=== WHAT THE TASK ASKS ===
Every entry that follows needs to be repeated exactly.

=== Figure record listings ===
# # # #
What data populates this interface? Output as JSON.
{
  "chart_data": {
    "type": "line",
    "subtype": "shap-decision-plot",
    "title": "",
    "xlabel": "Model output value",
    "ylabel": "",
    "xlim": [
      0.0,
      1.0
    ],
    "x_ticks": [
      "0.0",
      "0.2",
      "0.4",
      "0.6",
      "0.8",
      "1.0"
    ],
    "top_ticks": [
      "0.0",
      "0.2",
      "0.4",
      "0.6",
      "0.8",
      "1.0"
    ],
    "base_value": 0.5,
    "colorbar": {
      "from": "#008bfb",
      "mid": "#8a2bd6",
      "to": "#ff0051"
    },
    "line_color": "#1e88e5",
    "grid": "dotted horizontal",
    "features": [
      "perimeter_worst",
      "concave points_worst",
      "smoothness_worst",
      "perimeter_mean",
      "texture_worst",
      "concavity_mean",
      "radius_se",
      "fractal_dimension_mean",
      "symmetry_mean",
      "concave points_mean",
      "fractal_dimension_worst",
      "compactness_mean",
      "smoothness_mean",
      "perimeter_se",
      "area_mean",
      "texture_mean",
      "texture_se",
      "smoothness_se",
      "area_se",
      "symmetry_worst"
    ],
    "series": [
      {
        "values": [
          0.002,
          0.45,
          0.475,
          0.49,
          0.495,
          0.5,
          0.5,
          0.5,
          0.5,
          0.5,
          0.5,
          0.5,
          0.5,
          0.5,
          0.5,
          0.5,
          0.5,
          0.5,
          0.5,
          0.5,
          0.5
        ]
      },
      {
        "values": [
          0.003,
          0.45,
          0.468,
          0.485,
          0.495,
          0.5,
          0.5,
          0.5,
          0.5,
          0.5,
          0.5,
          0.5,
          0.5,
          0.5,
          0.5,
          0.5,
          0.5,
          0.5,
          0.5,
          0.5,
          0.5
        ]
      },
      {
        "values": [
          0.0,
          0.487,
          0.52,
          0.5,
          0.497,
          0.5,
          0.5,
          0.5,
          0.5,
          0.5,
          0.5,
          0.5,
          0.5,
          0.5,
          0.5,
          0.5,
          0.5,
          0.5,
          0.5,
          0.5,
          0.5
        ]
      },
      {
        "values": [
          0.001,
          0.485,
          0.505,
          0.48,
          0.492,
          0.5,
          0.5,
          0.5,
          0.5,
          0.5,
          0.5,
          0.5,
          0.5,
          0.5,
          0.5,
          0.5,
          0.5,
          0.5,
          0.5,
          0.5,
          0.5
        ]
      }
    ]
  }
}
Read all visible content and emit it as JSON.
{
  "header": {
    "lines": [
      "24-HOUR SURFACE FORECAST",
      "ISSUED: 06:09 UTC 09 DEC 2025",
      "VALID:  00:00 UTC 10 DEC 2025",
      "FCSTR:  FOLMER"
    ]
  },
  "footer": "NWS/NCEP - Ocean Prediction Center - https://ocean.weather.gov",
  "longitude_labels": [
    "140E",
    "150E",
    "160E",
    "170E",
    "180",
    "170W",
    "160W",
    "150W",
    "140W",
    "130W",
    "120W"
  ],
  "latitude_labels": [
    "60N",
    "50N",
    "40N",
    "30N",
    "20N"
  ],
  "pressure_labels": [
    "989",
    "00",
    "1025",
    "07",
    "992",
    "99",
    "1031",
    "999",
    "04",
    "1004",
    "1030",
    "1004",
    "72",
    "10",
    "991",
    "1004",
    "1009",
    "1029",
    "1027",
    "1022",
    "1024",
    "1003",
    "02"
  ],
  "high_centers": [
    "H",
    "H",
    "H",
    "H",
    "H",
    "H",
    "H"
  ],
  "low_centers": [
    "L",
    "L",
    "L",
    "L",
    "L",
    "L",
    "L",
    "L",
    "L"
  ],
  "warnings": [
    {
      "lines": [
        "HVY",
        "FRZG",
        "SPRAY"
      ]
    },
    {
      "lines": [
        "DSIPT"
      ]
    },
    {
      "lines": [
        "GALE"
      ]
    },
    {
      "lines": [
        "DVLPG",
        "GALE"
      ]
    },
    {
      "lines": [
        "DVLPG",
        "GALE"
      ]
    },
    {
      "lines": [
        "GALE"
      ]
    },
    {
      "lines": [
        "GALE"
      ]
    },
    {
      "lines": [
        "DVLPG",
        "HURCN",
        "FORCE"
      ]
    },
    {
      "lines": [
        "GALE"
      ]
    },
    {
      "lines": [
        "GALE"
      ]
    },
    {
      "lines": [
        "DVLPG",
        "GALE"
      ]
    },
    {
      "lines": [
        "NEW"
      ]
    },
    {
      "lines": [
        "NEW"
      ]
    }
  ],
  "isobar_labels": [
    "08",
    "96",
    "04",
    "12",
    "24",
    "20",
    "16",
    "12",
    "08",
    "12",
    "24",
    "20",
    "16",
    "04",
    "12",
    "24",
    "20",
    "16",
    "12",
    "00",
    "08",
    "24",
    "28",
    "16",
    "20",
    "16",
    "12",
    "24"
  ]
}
# # # #
=== SOLVED PROBLEM ===
What data populates this interface? Output as JSON.
{
  "chart_data": {
    "type": "line",
    "subtype": "shap-decision-plot",
    "title": "",
    "xlabel": "Model output value",
    "ylabel": "",
    "xlim": [
      0.0,
      1.0
    ],
    "x_ticks": [
      "0.0",
      "0.2",
      "0.4",
      "0.6",
      "0.8",
      "1.0"
    ],
    "top_ticks": [
      "0.0",
      "0.2",
      "0.4",
      "0.6",
      "0.8",
      "1.0"
    ],
    "base_value": 0.5,
    "colorbar": {
      "from": "#008bfb",
      "mid": "#8a2bd6",
      "to": "#ff0051"
    },
    "line_color": "#1e88e5",
    "grid": "dotted horizontal",
    "features": [
      "perimeter_worst",
      "concave points_worst",
      "smoothness_worst",
      "perimeter_mean",
      "texture_worst",
      "concavity_mean",
      "radius_se",
      "fractal_dimension_mean",
      "symmetry_mean",
      "concave points_mean",
      "fractal_dimension_worst",
      "compactness_mean",
      "smoothness_mean",
      "perimeter_se",
      "area_mean",
      "texture_mean",
      "texture_se",
      "smoothness_se",
      "area_se",
      "symmetry_worst"
    ],
    "series": [
      {
        "values": [
          0.002,
          0.45,
          0.475,
          0.49,
          0.495,
          0.5,
          0.5,
          0.5,
          0.5,
          0.5,
          0.5,
          0.5,
          0.5,
          0.5,
          0.5,
          0.5,
          0.5,
          0.5,
          0.5,
          0.5,
          0.5
        ]
      },
      {
        "values": [
          0.003,
          0.45,
          0.468,
          0.485,
          0.495,
          0.5,
          0.5,
          0.5,
          0.5,
          0.5,
          0.5,
          0.5,
          0.5,
          0.5,
          0.5,
          0.5,
          0.5,
          0.5,
          0.5,
          0.5,
          0.5
        ]
      },
      {
        "values": [
          0.0,
          0.487,
          0.52,
          0.5,
          0.497,
          0.5,
          0.5,
          0.5,
          0.5,
          0.5,
          0.5,
          0.5,
          0.5,
          0.5,
          0.5,
          0.5,
          0.5,
          0.5,
          0.5,
          0.5,
          0.5
        ]
      },
      {
        "values": [
          0.001,
          0.485,
          0.505,
          0.48,
          0.492,
          0.5,
          0.5,
          0.5,
          0.5,
          0.5,
          0.5,
          0.5,
          0.5,
          0.5,
          0.5,
          0.5,
          0.5,
          0.5,
          0.5,
          0.5,
          0.5
        ]
      }
    ]
  }
}
Read all visible content and emit it as JSON.
{
  "header": {
    "lines": [
      "24-HOUR SURFACE FORECAST",
      "ISSUED: 06:09 UTC 09 DEC 2025",
      "VALID:  00:00 UTC 10 DEC 2025",
      "FCSTR:  FOLMER"
    ]
  },
  "footer": "NWS/NCEP - Ocean Prediction Center - https://ocean.weather.gov",
  "longitude_labels": [
    "140E",
    "150E",
    "160E",
    "170E",
    "180",
    "170W",
    "160W",
    "150W",
    "140W",
    "130W",
    "120W"
  ],
  "latitude_labels": [
    "60N",
    "50N",
    "40N",
    "30N",
    "20N"
  ],
  "pressure_labels": [
    "989",
    "00",
    "1025",
    "07",
    "992",
    "99",
    "1031",
    "999",
    "04",
    "1004",
    "1030",
    "1004",
    "72",
    "10",
    "991",
    "1004",
    "1009",
    "1029",
    "1027",
    "1022",
    "1024",
    "1003",
    "02"
  ],
  "high_centers": [
    "H",
    "H",
    "H",
    "H",
    "H",
    "H",
    "H"
  ],
  "low_centers": [
    "L",
    "L",
    "L",
    "L",
    "L",
    "L",
    "L",
    "L",
    "L"
  ],
  "warnings": [
    {
      "lines": [
        "HVY",
        "FRZG",
        "SPRAY"
      ]
    },
    {
      "lines": [
        "DSIPT"
      ]
    },
    {
      "lines": [
        "GALE"
      ]
    },
    {
      "lines": [
        "DVLPG",
        "GALE"
      ]
    },
    {
      "lines": [
        "DVLPG",
        "GALE"
      ]
    },
    {
      "lines": [
        "GALE"
      ]
    },
    {
      "lines": [
        "GALE"
      ]
    },
    {
      "lines": [
        "DVLPG",
        "HURCN",
        "FORCE"
      ]
    },
    {
      "lines": [
        "GALE"
      ]
    },
    {
      "lines": [
        "GALE"
      ]
    },
    {
      "lines": [
        "DVLPG",
        "GALE"
      ]
    },
    {
      "lines": [
        "NEW"
      ]
    },
    {
      "lines": [
        "NEW"
      ]
    }
  ],
  "isobar_labels": [
    "08",
    "96",
    "04",
    "12",
    "24",
    "20",
    "16",
    "12",
    "08",
    "12",
    "24",
    "20",
    "16",
    "04",
    "12",
    "24",
    "20",
    "16",
    "12",
    "00",
    "08",
    "24",
    "28",
    "16",
    "20",
    "16",
    "12",
    "24"
  ]
}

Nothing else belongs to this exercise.